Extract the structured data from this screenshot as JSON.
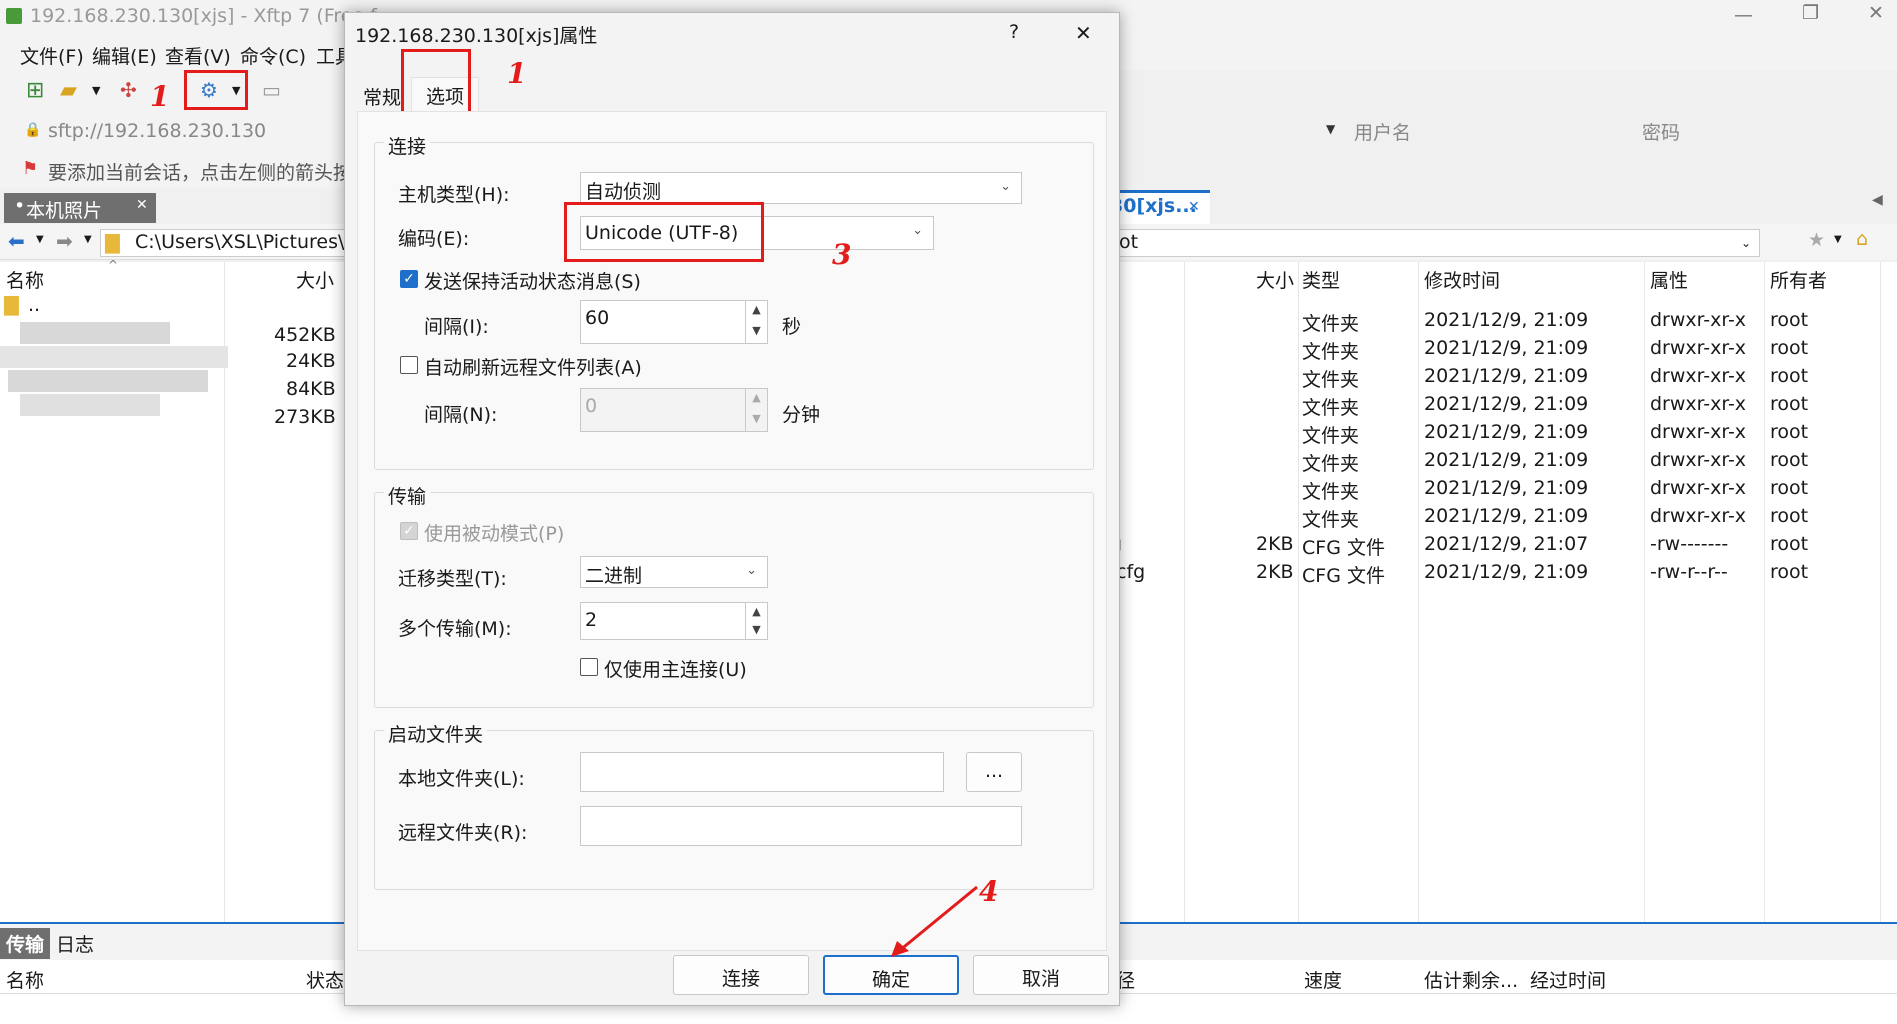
{
  "window": {
    "title": "192.168.230.130[xjs] - Xftp 7 (Free f"
  },
  "menu": [
    "文件(F)",
    "编辑(E)",
    "查看(V)",
    "命令(C)",
    "工具"
  ],
  "address": {
    "value": "sftp://192.168.230.130",
    "username_placeholder": "用户名",
    "password_placeholder": "密码"
  },
  "notice": "要添加当前会话，点击左侧的箭头按钮",
  "left_pane": {
    "tab": "本机照片",
    "path": "C:\\Users\\XSL\\Pictures\\Ca",
    "columns": [
      "名称",
      "大小"
    ],
    "parent": "..",
    "sizes": [
      "452KB",
      "24KB",
      "84KB",
      "273KB"
    ]
  },
  "right_pane": {
    "tab": "30[xjs...",
    "path": "ot",
    "columns": [
      "大小",
      "类型",
      "修改时间",
      "属性",
      "所有者"
    ],
    "rows": [
      {
        "name": "",
        "size": "",
        "type": "文件夹",
        "mtime": "2021/12/9, 21:09",
        "perm": "drwxr-xr-x",
        "owner": "root"
      },
      {
        "name": "",
        "size": "",
        "type": "文件夹",
        "mtime": "2021/12/9, 21:09",
        "perm": "drwxr-xr-x",
        "owner": "root"
      },
      {
        "name": "",
        "size": "",
        "type": "文件夹",
        "mtime": "2021/12/9, 21:09",
        "perm": "drwxr-xr-x",
        "owner": "root"
      },
      {
        "name": "",
        "size": "",
        "type": "文件夹",
        "mtime": "2021/12/9, 21:09",
        "perm": "drwxr-xr-x",
        "owner": "root"
      },
      {
        "name": "",
        "size": "",
        "type": "文件夹",
        "mtime": "2021/12/9, 21:09",
        "perm": "drwxr-xr-x",
        "owner": "root"
      },
      {
        "name": "",
        "size": "",
        "type": "文件夹",
        "mtime": "2021/12/9, 21:09",
        "perm": "drwxr-xr-x",
        "owner": "root"
      },
      {
        "name": "",
        "size": "",
        "type": "文件夹",
        "mtime": "2021/12/9, 21:09",
        "perm": "drwxr-xr-x",
        "owner": "root"
      },
      {
        "name": "",
        "size": "",
        "type": "文件夹",
        "mtime": "2021/12/9, 21:09",
        "perm": "drwxr-xr-x",
        "owner": "root"
      },
      {
        "name": "g",
        "size": "2KB",
        "type": "CFG 文件",
        "mtime": "2021/12/9, 21:07",
        "perm": "-rw-------",
        "owner": "root"
      },
      {
        "name": ".cfg",
        "size": "2KB",
        "type": "CFG 文件",
        "mtime": "2021/12/9, 21:09",
        "perm": "-rw-r--r--",
        "owner": "root"
      }
    ]
  },
  "bottom": {
    "tabs": [
      "传输",
      "日志"
    ],
    "columns": [
      "名称",
      "状态",
      "径",
      "速度",
      "估计剩余...",
      "经过时间"
    ]
  },
  "dialog": {
    "title": "192.168.230.130[xjs]属性",
    "help": "?",
    "close": "✕",
    "tabs": [
      "常规",
      "选项"
    ],
    "connection": {
      "group": "连接",
      "host_type_label": "主机类型(H):",
      "host_type_value": "自动侦测",
      "encoding_label": "编码(E):",
      "encoding_value": "Unicode (UTF-8)",
      "keepalive_label": "发送保持活动状态消息(S)",
      "keepalive_checked": true,
      "interval_label": "间隔(I):",
      "interval_value": "60",
      "interval_unit": "秒",
      "autorefresh_label": "自动刷新远程文件列表(A)",
      "autorefresh_checked": false,
      "interval2_label": "间隔(N):",
      "interval2_value": "0",
      "interval2_unit": "分钟"
    },
    "transfer": {
      "group": "传输",
      "passive_label": "使用被动模式(P)",
      "passive_checked": true,
      "mode_label": "迁移类型(T):",
      "mode_value": "二进制",
      "multi_label": "多个传输(M):",
      "multi_value": "2",
      "main_only_label": "仅使用主连接(U)",
      "main_only_checked": false
    },
    "startup": {
      "group": "启动文件夹",
      "local_label": "本地文件夹(L):",
      "local_value": "",
      "browse_label": "...",
      "remote_label": "远程文件夹(R):",
      "remote_value": ""
    },
    "buttons": {
      "connect": "连接",
      "ok": "确定",
      "cancel": "取消"
    }
  },
  "annotations": {
    "n1a": "1",
    "n1b": "1",
    "n3": "3",
    "n4": "4",
    "color": "#e31b1b"
  }
}
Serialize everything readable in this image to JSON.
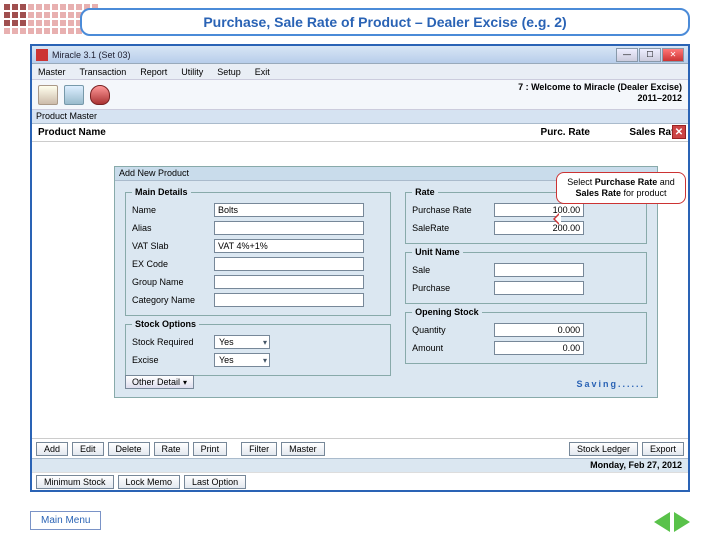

++++++++++

◆ **TASK DESCRIPTION**: Reproduce the material above in full and without alteration, but skip all pictures.

◆ **RESULT OF THIS EXERCISE**:
Extract the structured data from this screenshot as JSON.
{
  "window": {
    "title": "192.168.230.130[xjs] - Xftp 7 (Free f"
  },
  "menu": [
    "文件(F)",
    "编辑(E)",
    "查看(V)",
    "命令(C)",
    "工具"
  ],
  "address": {
    "value": "sftp://192.168.230.130",
    "username_placeholder": "用户名",
    "password_placeholder": "密码"
  },
  "notice": "要添加当前会话，点击左侧的箭头按钮",
  "left_pane": {
    "tab": "本机照片",
    "path": "C:\\Users\\XSL\\Pictures\\Ca",
    "columns": [
      "名称",
      "大小"
    ],
    "parent": "..",
    "sizes": [
      "452KB",
      "24KB",
      "84KB",
      "273KB"
    ]
  },
  "right_pane": {
    "tab": "30[xjs...",
    "path": "ot",
    "columns": [
      "大小",
      "类型",
      "修改时间",
      "属性",
      "所有者"
    ],
    "rows": [
      {
        "name": "",
        "size": "",
        "type": "文件夹",
        "mtime": "2021/12/9, 21:09",
        "perm": "drwxr-xr-x",
        "owner": "root"
      },
      {
        "name": "",
        "size": "",
        "type": "文件夹",
        "mtime": "2021/12/9, 21:09",
        "perm": "drwxr-xr-x",
        "owner": "root"
      },
      {
        "name": "",
        "size": "",
        "type": "文件夹",
        "mtime": "2021/12/9, 21:09",
        "perm": "drwxr-xr-x",
        "owner": "root"
      },
      {
        "name": "",
        "size": "",
        "type": "文件夹",
        "mtime": "2021/12/9, 21:09",
        "perm": "drwxr-xr-x",
        "owner": "root"
      },
      {
        "name": "",
        "size": "",
        "type": "文件夹",
        "mtime": "2021/12/9, 21:09",
        "perm": "drwxr-xr-x",
        "owner": "root"
      },
      {
        "name": "",
        "size": "",
        "type": "文件夹",
        "mtime": "2021/12/9, 21:09",
        "perm": "drwxr-xr-x",
        "owner": "root"
      },
      {
        "name": "",
        "size": "",
        "type": "文件夹",
        "mtime": "2021/12/9, 21:09",
        "perm": "drwxr-xr-x",
        "owner": "root"
      },
      {
        "name": "",
        "size": "",
        "type": "文件夹",
        "mtime": "2021/12/9, 21:09",
        "perm": "drwxr-xr-x",
        "owner": "root"
      },
      {
        "name": "g",
        "size": "2KB",
        "type": "CFG 文件",
        "mtime": "2021/12/9, 21:07",
        "perm": "-rw-------",
        "owner": "root"
      },
      {
        "name": ".cfg",
        "size": "2KB",
        "type": "CFG 文件",
        "mtime": "2021/12/9, 21:09",
        "perm": "-rw-r--r--",
        "owner": "root"
      }
    ]
  },
  "bottom": {
    "tabs": [
      "传输",
      "日志"
    ],
    "columns": [
      "名称",
      "状态",
      "径",
      "速度",
      "估计剩余...",
      "经过时间"
    ]
  },
  "dialog": {
    "title": "192.168.230.130[xjs]属性",
    "help": "?",
    "close": "✕",
    "tabs": [
      "常规",
      "选项"
    ],
    "connection": {
      "group": "连接",
      "host_type_label": "主机类型(H):",
      "host_type_value": "自动侦测",
      "encoding_label": "编码(E):",
      "encoding_value": "Unicode (UTF-8)",
      "keepalive_label": "发送保持活动状态消息(S)",
      "keepalive_checked": true,
      "interval_label": "间隔(I):",
      "interval_value": "60",
      "interval_unit": "秒",
      "autorefresh_label": "自动刷新远程文件列表(A)",
      "autorefresh_checked": false,
      "interval2_label": "间隔(N):",
      "interval2_value": "0",
      "interval2_unit": "分钟"
    },
    "transfer": {
      "group": "传输",
      "passive_label": "使用被动模式(P)",
      "passive_checked": true,
      "mode_label": "迁移类型(T):",
      "mode_value": "二进制",
      "multi_label": "多个传输(M):",
      "multi_value": "2",
      "main_only_label": "仅使用主连接(U)",
      "main_only_checked": false
    },
    "startup": {
      "group": "启动文件夹",
      "local_label": "本地文件夹(L):",
      "local_value": "",
      "browse_label": "...",
      "remote_label": "远程文件夹(R):",
      "remote_value": ""
    },
    "buttons": {
      "connect": "连接",
      "ok": "确定",
      "cancel": "取消"
    }
  },
  "annotations": {
    "n1a": "1",
    "n1b": "1",
    "n3": "3",
    "n4": "4",
    "color": "#e31b1b"
  }
}
Serialize everything readable in this image to JSON.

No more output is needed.